-------- Input material --------
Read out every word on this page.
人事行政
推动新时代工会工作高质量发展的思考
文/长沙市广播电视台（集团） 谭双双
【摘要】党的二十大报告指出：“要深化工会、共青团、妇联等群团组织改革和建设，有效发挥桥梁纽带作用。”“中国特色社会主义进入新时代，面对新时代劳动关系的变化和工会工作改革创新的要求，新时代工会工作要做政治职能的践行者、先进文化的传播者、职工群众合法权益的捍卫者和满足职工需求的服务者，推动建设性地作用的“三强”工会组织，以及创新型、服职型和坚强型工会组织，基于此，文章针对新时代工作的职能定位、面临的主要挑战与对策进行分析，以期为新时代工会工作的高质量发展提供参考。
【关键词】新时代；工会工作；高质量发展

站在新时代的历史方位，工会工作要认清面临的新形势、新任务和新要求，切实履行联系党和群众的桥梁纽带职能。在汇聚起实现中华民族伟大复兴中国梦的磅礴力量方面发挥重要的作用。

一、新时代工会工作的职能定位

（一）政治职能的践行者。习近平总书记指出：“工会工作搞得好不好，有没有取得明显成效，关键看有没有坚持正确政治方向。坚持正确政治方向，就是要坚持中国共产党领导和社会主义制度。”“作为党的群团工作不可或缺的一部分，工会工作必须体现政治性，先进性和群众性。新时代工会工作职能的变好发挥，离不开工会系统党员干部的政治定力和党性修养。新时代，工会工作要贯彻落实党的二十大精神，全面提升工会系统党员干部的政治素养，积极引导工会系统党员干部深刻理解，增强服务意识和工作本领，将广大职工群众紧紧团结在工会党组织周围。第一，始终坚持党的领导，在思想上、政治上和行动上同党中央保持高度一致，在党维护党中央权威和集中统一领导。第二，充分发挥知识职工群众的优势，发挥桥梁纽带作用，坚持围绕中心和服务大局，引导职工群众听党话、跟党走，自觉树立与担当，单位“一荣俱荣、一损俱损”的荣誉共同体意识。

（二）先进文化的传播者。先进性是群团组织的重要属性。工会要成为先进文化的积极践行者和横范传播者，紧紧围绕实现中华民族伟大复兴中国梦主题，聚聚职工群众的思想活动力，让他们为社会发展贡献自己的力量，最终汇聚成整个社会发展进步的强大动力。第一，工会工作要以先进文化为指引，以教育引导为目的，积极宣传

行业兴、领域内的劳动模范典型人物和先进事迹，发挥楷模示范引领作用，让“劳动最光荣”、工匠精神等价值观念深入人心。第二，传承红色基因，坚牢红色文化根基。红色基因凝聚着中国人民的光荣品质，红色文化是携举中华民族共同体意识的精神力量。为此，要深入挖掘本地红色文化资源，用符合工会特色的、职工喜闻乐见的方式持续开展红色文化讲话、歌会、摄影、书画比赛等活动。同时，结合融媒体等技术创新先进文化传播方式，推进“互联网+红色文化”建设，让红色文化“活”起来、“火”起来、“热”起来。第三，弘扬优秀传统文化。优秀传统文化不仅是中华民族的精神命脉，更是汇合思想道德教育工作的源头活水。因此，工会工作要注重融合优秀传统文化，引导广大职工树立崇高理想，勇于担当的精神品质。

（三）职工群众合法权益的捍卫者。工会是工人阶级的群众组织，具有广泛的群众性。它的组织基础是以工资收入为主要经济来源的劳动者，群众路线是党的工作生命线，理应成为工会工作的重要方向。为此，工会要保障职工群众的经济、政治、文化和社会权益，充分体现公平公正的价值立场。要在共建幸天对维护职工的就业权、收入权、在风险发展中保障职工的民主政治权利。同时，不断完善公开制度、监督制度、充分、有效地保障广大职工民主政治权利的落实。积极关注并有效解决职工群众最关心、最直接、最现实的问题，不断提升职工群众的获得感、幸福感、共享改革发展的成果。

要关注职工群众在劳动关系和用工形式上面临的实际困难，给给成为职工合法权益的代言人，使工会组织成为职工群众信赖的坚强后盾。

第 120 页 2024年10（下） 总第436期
--------
**Aim of the exercise:** In the records above, find each line that holds the word "先进文化的传播者"; copy all such lines.

**Response for this exercise:**
【摘要】党的二十大报告指出：“要深化工会、共青团、妇联等群团组织改革和建设，有效发挥桥梁纽带作用。”“中国特色社会主义进入新时代，面对新时代劳动关系的变化和工会工作改革创新的要求，新时代工会工作要做政治职能的践行者、先进文化的传播者、职工群众合法权益的捍卫者和满足职工需求的服务者，推动建设性地作用的“三强”工会组织，以及创新型、服职型和坚强型工会组织，基于此，文章针对新时代工作的职能定位、面临的主要挑战与对策进行分析，以期为新时代工会工作的高质量发展提供参考。
（二）先进文化的传播者。先进性是群团组织的重要属性。工会要成为先进文化的积极践行者和横范传播者，紧紧围绕实现中华民族伟大复兴中国梦主题，聚聚职工群众的思想活动力，让他们为社会发展贡献自己的力量，最终汇聚成整个社会发展进步的强大动力。第一，工会工作要以先进文化为指引，以教育引导为目的，积极宣传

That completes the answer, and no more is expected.